_Brief_: Output the entries below exactly as written, omitting pictures.

_Records supplied_:
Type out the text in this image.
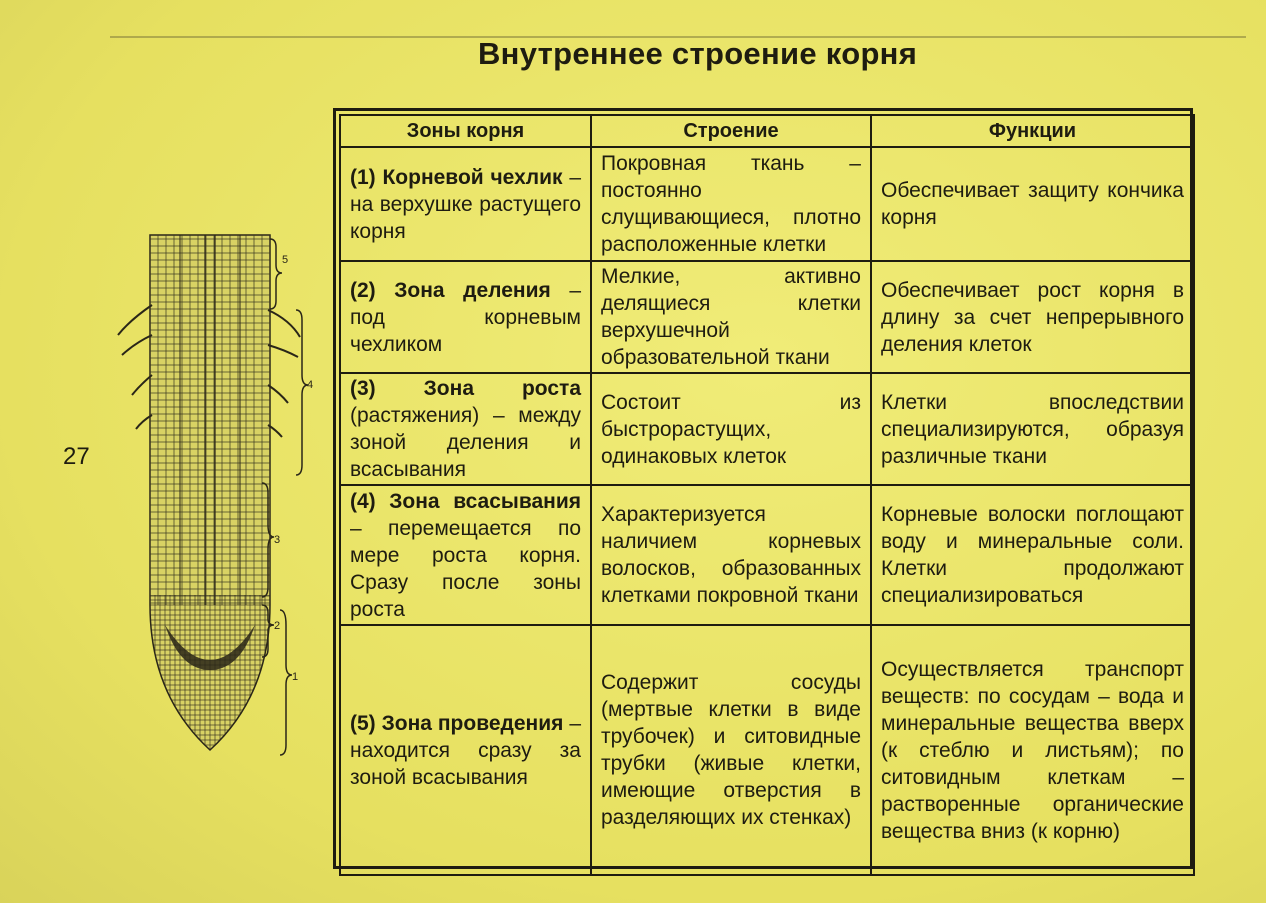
Внутреннее строение корня
27
5
4
3
2
1
Зоны корня	Строение	Функции
(1) Корневой чехлик – на верхушке растущего корня	Покровная ткань – постоянно слущивающиеся, плотно расположенные клетки	Обеспечивает защиту кончика корня
(2) Зона деления – под корневым чехликом	Мелкие, активно делящиеся клетки верхушечной образовательной ткани	Обеспечивает рост корня в длину за счет непрерывного деления клеток
(3) Зона роста (растяжения) – между зоной деления и всасывания	Состоит из быстрорастущих, одинаковых клеток	Клетки впоследствии специализируются, образуя различные ткани
(4) Зона всасывания – перемещается по мере роста корня. Сразу после зоны роста	Характеризуется наличием корневых волосков, образованных клетками покровной ткани	Корневые волоски поглощают воду и минеральные соли. Клетки продолжают специализироваться
(5) Зона проведения – находится сразу за зоной всасывания	Содержит сосуды (мертвые клетки в виде трубочек) и ситовидные трубки (живые клетки, имеющие отверстия в разделяющих их стенках)	Осуществляется транспорт веществ: по сосудам – вода и минеральные вещества вверх (к стеблю и листьям); по ситовидным клеткам – растворенные органические вещества вниз (к корню)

_Answer for this exercise_:
Type out the text in this image.
Внутреннее строение корня
27
5
4
3
2
1
Зоны корня	Строение	Функции
(1) Корневой чехлик – на верхушке растущего корня	Покровная ткань – постоянно слущивающиеся, плотно расположенные клетки	Обеспечивает защиту кончика корня
(2) Зона деления – под корневым чехликом	Мелкие, активно делящиеся клетки верхушечной образовательной ткани	Обеспечивает рост корня в длину за счет непрерывного деления клеток
(3) Зона роста (растяжения) – между зоной деления и всасывания	Состоит из быстрорастущих, одинаковых клеток	Клетки впоследствии специализируются, образуя различные ткани
(4) Зона всасывания – перемещается по мере роста корня. Сразу после зоны роста	Характеризуется наличием корневых волосков, образованных клетками покровной ткани	Корневые волоски поглощают воду и минеральные соли. Клетки продолжают специализироваться
(5) Зона проведения – находится сразу за зоной всасывания	Содержит сосуды (мертвые клетки в виде трубочек) и ситовидные трубки (живые клетки, имеющие отверстия в разделяющих их стенках)	Осуществляется транспорт веществ: по сосудам – вода и минеральные вещества вверх (к стеблю и листьям); по ситовидным клеткам – растворенные органические вещества вниз (к корню)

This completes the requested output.